Begin MATERIAL PROVIDED
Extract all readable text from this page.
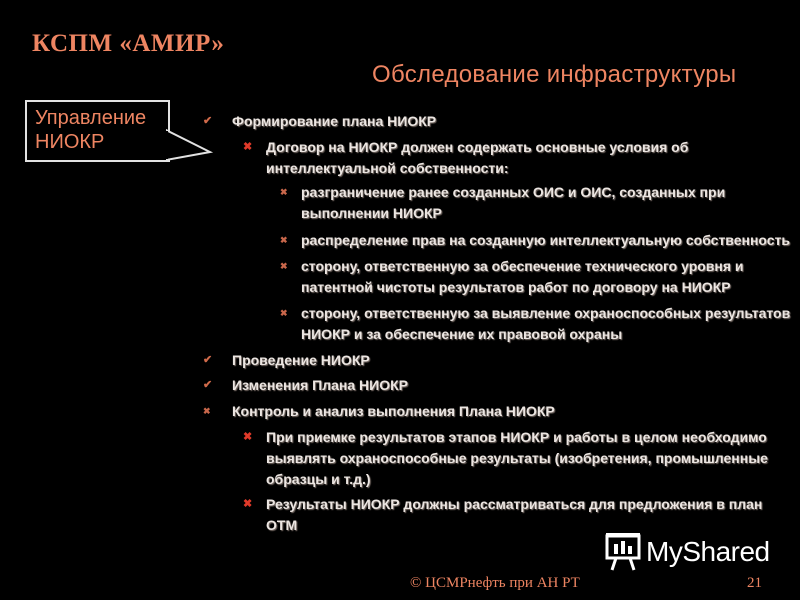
КСПМ «АМИР»
Обследование инфраструктуры
Управление
НИОКР
✔ Формирование плана НИОКР
✖ Договор на НИОКР должен содержать основные условия об
интеллектуальной собственности:
✖ разграничение ранее созданных ОИС и ОИС, созданных при
выполнении НИОКР
✖ распределение прав на созданную интеллектуальную собственность
✖ сторону, ответственную за обеспечение технического уровня и
патентной чистоты результатов работ по договору на НИОКР
✖ сторону, ответственную за выявление охраноспособных результатов
НИОКР и за обеспечение их правовой охраны
✔ Проведение НИОКР
✔ Изменения Плана НИОКР
✖ Контроль и анализ выполнения Плана НИОКР
✖ При приемке результатов этапов НИОКР и работы в целом необходимо
выявлять охраноспособные результаты (изобретения, промышленные
образцы и т.д.)
✖ Результаты НИОКР должны рассматриваться для предложения в план
ОТМ
© ЦСМРнефть при АН РТ	21
MyShared
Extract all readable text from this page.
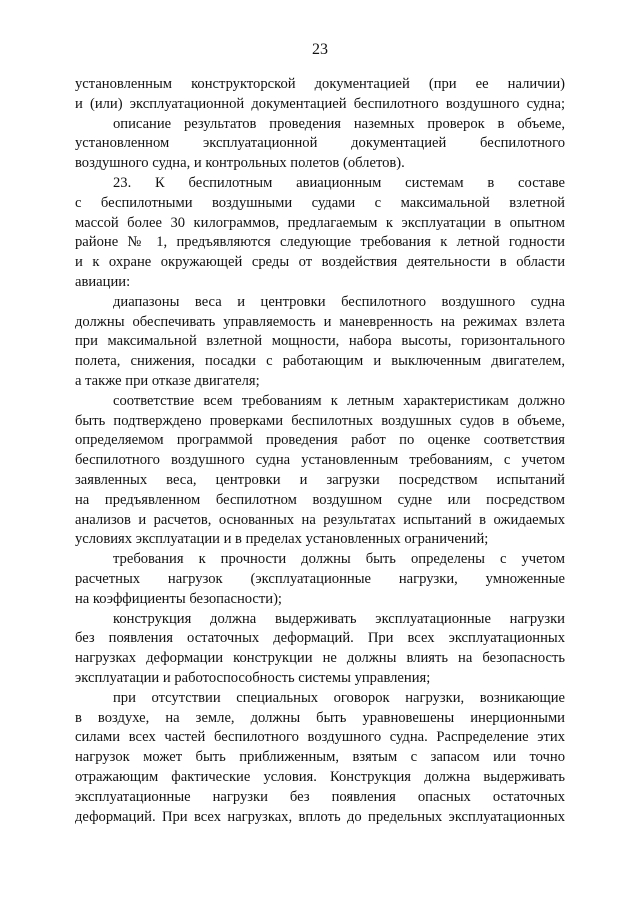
23
установленным конструкторской документацией (при ее наличии)
и (или) эксплуатационной документацией беспилотного воздушного судна;
описание результатов проведения наземных проверок в объеме,
установленном эксплуатационной документацией беспилотного
воздушного судна, и контрольных полетов (облетов).
23. К беспилотным авиационным системам в составе
с беспилотными воздушными судами с максимальной взлетной
массой более 30 килограммов, предлагаемым к эксплуатации в опытном
районе № 1, предъявляются следующие требования к летной годности
и к охране окружающей среды от воздействия деятельности в области
авиации:
диапазоны веса и центровки беспилотного воздушного судна
должны обеспечивать управляемость и маневренность на режимах взлета
при максимальной взлетной мощности, набора высоты, горизонтального
полета, снижения, посадки с работающим и выключенным двигателем,
а также при отказе двигателя;
соответствие всем требованиям к летным характеристикам должно
быть подтверждено проверками беспилотных воздушных судов в объеме,
определяемом программой проведения работ по оценке соответствия
беспилотного воздушного судна установленным требованиям, с учетом
заявленных веса, центровки и загрузки посредством испытаний
на предъявленном беспилотном воздушном судне или посредством
анализов и расчетов, основанных на результатах испытаний в ожидаемых
условиях эксплуатации и в пределах установленных ограничений;
требования к прочности должны быть определены с учетом
расчетных нагрузок (эксплуатационные нагрузки, умноженные
на коэффициенты безопасности);
конструкция должна выдерживать эксплуатационные нагрузки
без появления остаточных деформаций. При всех эксплуатационных
нагрузках деформации конструкции не должны влиять на безопасность
эксплуатации и работоспособность системы управления;
при отсутствии специальных оговорок нагрузки, возникающие
в воздухе, на земле, должны быть уравновешены инерционными
силами всех частей беспилотного воздушного судна. Распределение этих
нагрузок может быть приближенным, взятым с запасом или точно
отражающим фактические условия. Конструкция должна выдерживать
эксплуатационные нагрузки без появления опасных остаточных
деформаций. При всех нагрузках, вплоть до предельных эксплуатационных
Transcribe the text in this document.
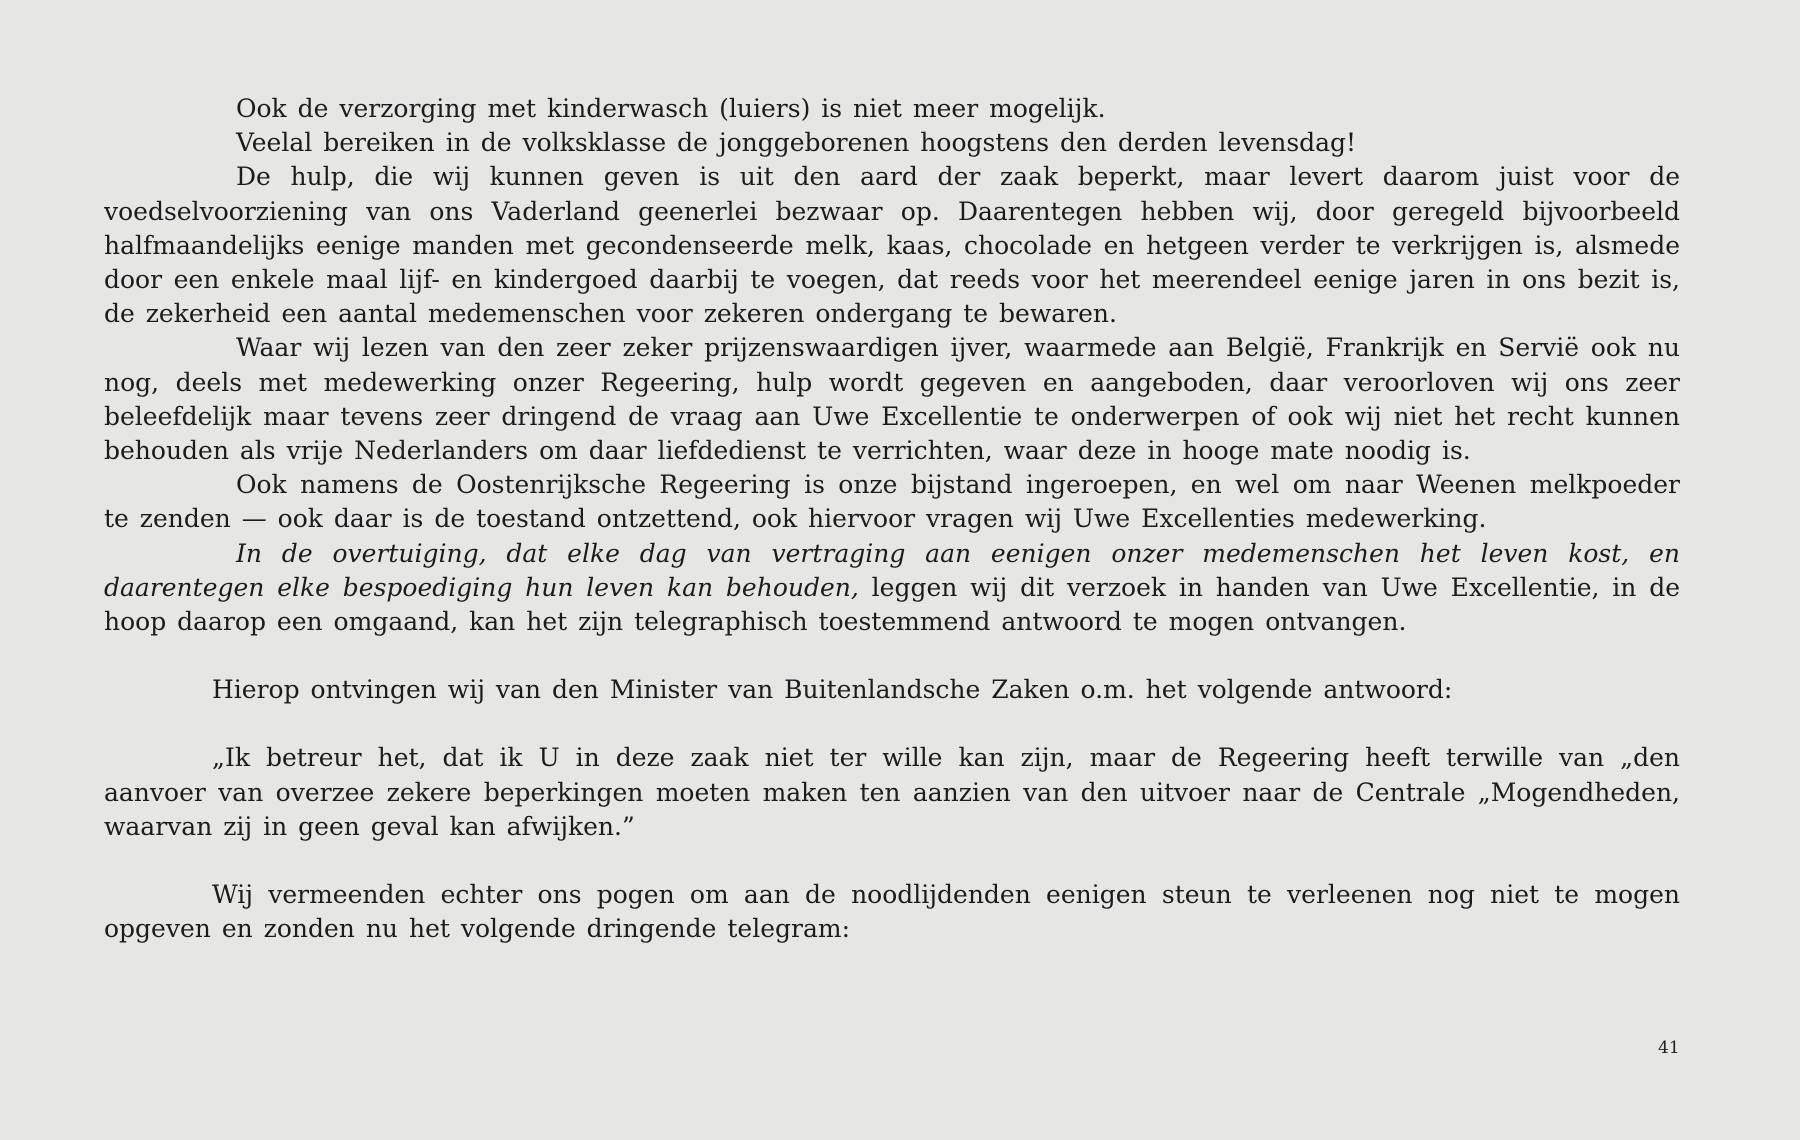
Ook de verzorging met kinderwasch (luiers) is niet meer mogelijk.

Veelal bereiken in de volksklasse de jonggeborenen hoogstens den derden levensdag!

De hulp, die wij kunnen geven is uit den aard der zaak beperkt, maar levert daarom juist voor de voedselvoorziening van ons Vaderland geenerlei bezwaar op. Daarentegen hebben wij, door geregeld bijvoorbeeld halfmaandelijks eenige manden met gecondenseerde melk, kaas, chocolade en hetgeen verder te verkrijgen is, alsmede door een enkele maal lijf- en kindergoed daarbij te voegen, dat reeds voor het meerendeel eenige jaren in ons bezit is, de zekerheid een aantal medemenschen voor zekeren ondergang te bewaren.

Waar wij lezen van den zeer zeker prijzenswaardigen ijver, waarmede aan België, Frankrijk en Servië ook nu nog, deels met medewerking onzer Regeering, hulp wordt gegeven en aangeboden, daar veroorloven wij ons zeer beleefdelijk maar tevens zeer dringend de vraag aan Uwe Excellentie te onderwerpen of ook wij niet het recht kunnen behouden als vrije Nederlanders om daar liefdedienst te verrichten, waar deze in hooge mate noodig is.

Ook namens de Oostenrijksche Regeering is onze bijstand ingeroepen, en wel om naar Weenen melkpoeder te zenden — ook daar is de toestand ontzettend, ook hiervoor vragen wij Uwe Excellenties medewerking.

In de overtuiging, dat elke dag van vertraging aan eenigen onzer medemenschen het leven kost, en daarentegen elke bespoediging hun leven kan behouden, leggen wij dit verzoek in handen van Uwe Excellentie, in de hoop daarop een omgaand, kan het zijn telegraphisch toestemmend antwoord te mogen ontvangen.

Hierop ontvingen wij van den Minister van Buitenlandsche Zaken o.m. het volgende antwoord:

„Ik betreur het, dat ik U in deze zaak niet ter wille kan zijn, maar de Regeering heeft terwille van „den aanvoer van overzee zekere beperkingen moeten maken ten aanzien van den uitvoer naar de Centrale „Mogendheden, waarvan zij in geen geval kan afwijken.”

Wij vermeenden echter ons pogen om aan de noodlijdenden eenigen steun te verleenen nog niet te mogen opgeven en zonden nu het volgende dringende telegram:

41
End MATERIAL PROVIDED
• _REQUIREMENT_: Retype every record above exactly as written, but leave out the pictures.

• _OUTPUT FOR THIS EXERCISE_:
Extract all readable text from this page.
КСПМ «АМИР»
Обследование инфраструктуры
Управление
НИОКР
✔ Формирование плана НИОКР
✖ Договор на НИОКР должен содержать основные условия об
интеллектуальной собственности:
✖ разграничение ранее созданных ОИС и ОИС, созданных при
выполнении НИОКР
✖ распределение прав на созданную интеллектуальную собственность
✖ сторону, ответственную за обеспечение технического уровня и
патентной чистоты результатов работ по договору на НИОКР
✖ сторону, ответственную за выявление охраноспособных результатов
НИОКР и за обеспечение их правовой охраны
✔ Проведение НИОКР
✔ Изменения Плана НИОКР
✖ Контроль и анализ выполнения Плана НИОКР
✖ При приемке результатов этапов НИОКР и работы в целом необходимо
выявлять охраноспособные результаты (изобретения, промышленные
образцы и т.д.)
✖ Результаты НИОКР должны рассматриваться для предложения в план
ОТМ
© ЦСМРнефть при АН РТ	21
MyShared
Extract all readable text from this page.
23
установленным конструкторской документацией (при ее наличии)
и (или) эксплуатационной документацией беспилотного воздушного судна;
описание результатов проведения наземных проверок в объеме,
установленном эксплуатационной документацией беспилотного
воздушного судна, и контрольных полетов (облетов).
23. К беспилотным авиационным системам в составе
с беспилотными воздушными судами с максимальной взлетной
массой более 30 килограммов, предлагаемым к эксплуатации в опытном
районе № 1, предъявляются следующие требования к летной годности
и к охране окружающей среды от воздействия деятельности в области
авиации:
диапазоны веса и центровки беспилотного воздушного судна
должны обеспечивать управляемость и маневренность на режимах взлета
при максимальной взлетной мощности, набора высоты, горизонтального
полета, снижения, посадки с работающим и выключенным двигателем,
а также при отказе двигателя;
соответствие всем требованиям к летным характеристикам должно
быть подтверждено проверками беспилотных воздушных судов в объеме,
определяемом программой проведения работ по оценке соответствия
беспилотного воздушного судна установленным требованиям, с учетом
заявленных веса, центровки и загрузки посредством испытаний
на предъявленном беспилотном воздушном судне или посредством
анализов и расчетов, основанных на результатах испытаний в ожидаемых
условиях эксплуатации и в пределах установленных ограничений;
требования к прочности должны быть определены с учетом
расчетных нагрузок (эксплуатационные нагрузки, умноженные
на коэффициенты безопасности);
конструкция должна выдерживать эксплуатационные нагрузки
без появления остаточных деформаций. При всех эксплуатационных
нагрузках деформации конструкции не должны влиять на безопасность
эксплуатации и работоспособность системы управления;
при отсутствии специальных оговорок нагрузки, возникающие
в воздухе, на земле, должны быть уравновешены инерционными
силами всех частей беспилотного воздушного судна. Распределение этих
нагрузок может быть приближенным, взятым с запасом или точно
отражающим фактические условия. Конструкция должна выдерживать
эксплуатационные нагрузки без появления опасных остаточных
деформаций. При всех нагрузках, вплоть до предельных эксплуатационных
Transcribe the text in this document.
Ook de verzorging met kinderwasch (luiers) is niet meer mogelijk.

Veelal bereiken in de volksklasse de jonggeborenen hoogstens den derden levensdag!

De hulp, die wij kunnen geven is uit den aard der zaak beperkt, maar levert daarom juist voor de voedselvoorziening van ons Vaderland geenerlei bezwaar op. Daarentegen hebben wij, door geregeld bijvoorbeeld halfmaandelijks eenige manden met gecondenseerde melk, kaas, chocolade en hetgeen verder te verkrijgen is, alsmede door een enkele maal lijf- en kindergoed daarbij te voegen, dat reeds voor het meerendeel eenige jaren in ons bezit is, de zekerheid een aantal medemenschen voor zekeren ondergang te bewaren.

Waar wij lezen van den zeer zeker prijzenswaardigen ijver, waarmede aan België, Frankrijk en Servië ook nu nog, deels met medewerking onzer Regeering, hulp wordt gegeven en aangeboden, daar veroorloven wij ons zeer beleefdelijk maar tevens zeer dringend de vraag aan Uwe Excellentie te onderwerpen of ook wij niet het recht kunnen behouden als vrije Nederlanders om daar liefdedienst te verrichten, waar deze in hooge mate noodig is.

Ook namens de Oostenrijksche Regeering is onze bijstand ingeroepen, en wel om naar Weenen melkpoeder te zenden — ook daar is de toestand ontzettend, ook hiervoor vragen wij Uwe Excellenties medewerking.

In de overtuiging, dat elke dag van vertraging aan eenigen onzer medemenschen het leven kost, en daarentegen elke bespoediging hun leven kan behouden, leggen wij dit verzoek in handen van Uwe Excellentie, in de hoop daarop een omgaand, kan het zijn telegraphisch toestemmend antwoord te mogen ontvangen.

Hierop ontvingen wij van den Minister van Buitenlandsche Zaken o.m. het volgende antwoord:

„Ik betreur het, dat ik U in deze zaak niet ter wille kan zijn, maar de Regeering heeft terwille van „den aanvoer van overzee zekere beperkingen moeten maken ten aanzien van den uitvoer naar de Centrale „Mogendheden, waarvan zij in geen geval kan afwijken.”

Wij vermeenden echter ons pogen om aan de noodlijdenden eenigen steun te verleenen nog niet te mogen opgeven en zonden nu het volgende dringende telegram:

41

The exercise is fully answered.